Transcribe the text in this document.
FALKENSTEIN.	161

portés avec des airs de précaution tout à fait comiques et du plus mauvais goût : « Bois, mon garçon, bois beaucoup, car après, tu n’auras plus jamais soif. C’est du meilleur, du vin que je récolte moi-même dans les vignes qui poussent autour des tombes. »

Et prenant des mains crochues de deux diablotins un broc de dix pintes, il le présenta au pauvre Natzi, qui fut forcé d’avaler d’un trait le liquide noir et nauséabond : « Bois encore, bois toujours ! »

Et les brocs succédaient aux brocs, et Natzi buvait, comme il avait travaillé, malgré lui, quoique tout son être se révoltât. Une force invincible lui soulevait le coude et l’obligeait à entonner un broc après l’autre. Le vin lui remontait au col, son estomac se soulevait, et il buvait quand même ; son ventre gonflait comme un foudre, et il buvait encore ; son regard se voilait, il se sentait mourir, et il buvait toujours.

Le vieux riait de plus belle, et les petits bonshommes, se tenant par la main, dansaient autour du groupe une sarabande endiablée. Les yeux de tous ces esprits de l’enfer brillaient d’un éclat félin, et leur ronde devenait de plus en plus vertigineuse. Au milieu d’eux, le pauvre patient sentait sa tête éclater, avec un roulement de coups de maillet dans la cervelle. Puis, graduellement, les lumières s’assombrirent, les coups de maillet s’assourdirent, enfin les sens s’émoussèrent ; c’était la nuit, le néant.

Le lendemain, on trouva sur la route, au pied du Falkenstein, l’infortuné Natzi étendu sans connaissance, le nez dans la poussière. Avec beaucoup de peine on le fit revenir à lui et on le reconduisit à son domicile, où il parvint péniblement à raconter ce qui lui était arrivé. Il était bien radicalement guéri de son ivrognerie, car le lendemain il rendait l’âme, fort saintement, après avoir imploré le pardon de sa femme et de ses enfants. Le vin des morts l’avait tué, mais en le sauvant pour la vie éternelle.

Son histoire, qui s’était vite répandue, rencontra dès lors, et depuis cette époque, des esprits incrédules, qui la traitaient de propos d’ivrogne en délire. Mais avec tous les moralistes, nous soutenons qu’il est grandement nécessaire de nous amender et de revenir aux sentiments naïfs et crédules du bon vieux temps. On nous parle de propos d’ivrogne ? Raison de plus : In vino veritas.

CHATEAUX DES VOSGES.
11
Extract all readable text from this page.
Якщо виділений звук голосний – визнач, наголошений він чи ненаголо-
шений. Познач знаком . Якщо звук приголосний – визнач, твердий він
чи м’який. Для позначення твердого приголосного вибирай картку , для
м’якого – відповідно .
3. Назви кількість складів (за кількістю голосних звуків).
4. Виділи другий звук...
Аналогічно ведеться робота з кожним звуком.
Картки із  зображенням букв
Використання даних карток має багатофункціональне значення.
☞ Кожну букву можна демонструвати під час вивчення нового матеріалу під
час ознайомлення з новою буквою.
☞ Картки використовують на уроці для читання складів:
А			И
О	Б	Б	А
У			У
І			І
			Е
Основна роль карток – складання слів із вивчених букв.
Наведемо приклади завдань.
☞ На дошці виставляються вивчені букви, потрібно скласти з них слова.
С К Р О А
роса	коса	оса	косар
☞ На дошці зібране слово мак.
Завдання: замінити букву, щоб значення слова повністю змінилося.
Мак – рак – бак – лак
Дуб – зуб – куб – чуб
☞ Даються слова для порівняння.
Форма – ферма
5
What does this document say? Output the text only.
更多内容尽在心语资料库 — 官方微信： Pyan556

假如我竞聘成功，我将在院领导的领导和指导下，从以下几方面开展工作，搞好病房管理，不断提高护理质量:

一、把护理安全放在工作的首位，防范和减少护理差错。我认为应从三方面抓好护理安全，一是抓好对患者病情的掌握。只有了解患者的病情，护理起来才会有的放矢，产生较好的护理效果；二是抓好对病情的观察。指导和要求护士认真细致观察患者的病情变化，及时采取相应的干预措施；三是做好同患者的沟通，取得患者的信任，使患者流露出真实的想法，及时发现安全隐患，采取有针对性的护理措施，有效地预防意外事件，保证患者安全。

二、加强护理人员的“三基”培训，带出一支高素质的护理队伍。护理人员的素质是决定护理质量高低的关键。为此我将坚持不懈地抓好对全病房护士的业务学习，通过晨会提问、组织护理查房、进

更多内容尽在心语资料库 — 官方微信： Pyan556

--

WHAT YOU HAVE TO DO:
From the listing above, return each line with the word "визнач".

SOLUTION TO THE PROBLEM:
Якщо виділений звук голосний – визнач, наголошений він чи ненаголо-
шений. Познач знаком . Якщо звук приголосний – визнач, твердий він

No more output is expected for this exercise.